EXERCISE OBJECTIVE
For the listing below, give the number of lines in which "SIEN" occurs. Add nothing.

☆ ☆ ☆ ☆ ☆

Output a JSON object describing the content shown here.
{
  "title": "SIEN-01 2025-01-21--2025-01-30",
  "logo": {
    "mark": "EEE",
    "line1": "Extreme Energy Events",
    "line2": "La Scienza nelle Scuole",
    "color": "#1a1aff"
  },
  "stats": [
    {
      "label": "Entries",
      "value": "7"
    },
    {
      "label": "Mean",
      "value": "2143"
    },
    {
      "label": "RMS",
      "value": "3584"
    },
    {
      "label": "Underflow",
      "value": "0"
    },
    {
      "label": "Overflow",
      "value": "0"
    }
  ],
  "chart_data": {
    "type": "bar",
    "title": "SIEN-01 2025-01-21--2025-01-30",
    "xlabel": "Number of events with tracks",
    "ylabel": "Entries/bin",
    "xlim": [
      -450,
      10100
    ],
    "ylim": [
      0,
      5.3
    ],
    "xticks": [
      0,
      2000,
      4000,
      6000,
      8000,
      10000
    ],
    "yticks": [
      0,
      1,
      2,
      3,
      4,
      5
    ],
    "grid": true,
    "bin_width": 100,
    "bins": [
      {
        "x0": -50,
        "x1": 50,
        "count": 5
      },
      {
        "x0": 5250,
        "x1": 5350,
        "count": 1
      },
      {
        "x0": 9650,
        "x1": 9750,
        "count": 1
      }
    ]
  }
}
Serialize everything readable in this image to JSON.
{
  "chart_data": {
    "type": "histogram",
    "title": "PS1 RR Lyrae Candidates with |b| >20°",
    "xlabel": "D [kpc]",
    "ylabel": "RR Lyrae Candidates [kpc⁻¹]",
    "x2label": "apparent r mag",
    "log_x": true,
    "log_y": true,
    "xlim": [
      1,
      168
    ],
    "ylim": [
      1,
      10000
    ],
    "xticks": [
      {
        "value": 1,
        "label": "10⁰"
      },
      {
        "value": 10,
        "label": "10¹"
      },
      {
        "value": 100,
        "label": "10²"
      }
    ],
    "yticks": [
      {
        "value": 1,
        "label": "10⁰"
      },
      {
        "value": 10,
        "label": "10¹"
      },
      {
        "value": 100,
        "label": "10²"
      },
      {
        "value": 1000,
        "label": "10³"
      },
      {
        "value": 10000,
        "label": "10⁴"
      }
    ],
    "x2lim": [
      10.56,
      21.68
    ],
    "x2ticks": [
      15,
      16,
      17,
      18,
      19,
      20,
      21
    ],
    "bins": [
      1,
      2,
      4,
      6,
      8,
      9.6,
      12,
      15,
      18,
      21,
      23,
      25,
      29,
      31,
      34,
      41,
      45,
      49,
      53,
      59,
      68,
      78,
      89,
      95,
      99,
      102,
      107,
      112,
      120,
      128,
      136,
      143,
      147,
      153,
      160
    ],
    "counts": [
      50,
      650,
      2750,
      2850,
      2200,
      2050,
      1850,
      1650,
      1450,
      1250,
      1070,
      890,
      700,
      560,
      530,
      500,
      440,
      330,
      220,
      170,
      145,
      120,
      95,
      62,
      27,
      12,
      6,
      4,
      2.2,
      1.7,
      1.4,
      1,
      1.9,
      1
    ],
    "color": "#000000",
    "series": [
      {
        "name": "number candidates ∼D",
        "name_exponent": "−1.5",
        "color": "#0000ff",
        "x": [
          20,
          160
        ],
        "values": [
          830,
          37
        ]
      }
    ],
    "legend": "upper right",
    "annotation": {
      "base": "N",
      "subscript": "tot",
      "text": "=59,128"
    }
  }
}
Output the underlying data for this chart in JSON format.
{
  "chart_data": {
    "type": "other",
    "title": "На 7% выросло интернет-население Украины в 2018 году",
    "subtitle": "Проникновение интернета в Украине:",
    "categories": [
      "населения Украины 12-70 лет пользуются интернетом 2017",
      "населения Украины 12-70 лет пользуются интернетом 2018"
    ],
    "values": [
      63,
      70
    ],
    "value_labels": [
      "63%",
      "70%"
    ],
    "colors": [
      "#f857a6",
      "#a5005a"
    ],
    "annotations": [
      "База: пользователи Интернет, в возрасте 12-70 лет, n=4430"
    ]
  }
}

☆ ☆ ☆ ☆ ☆

ANSWER TO THIS PROBLEM
2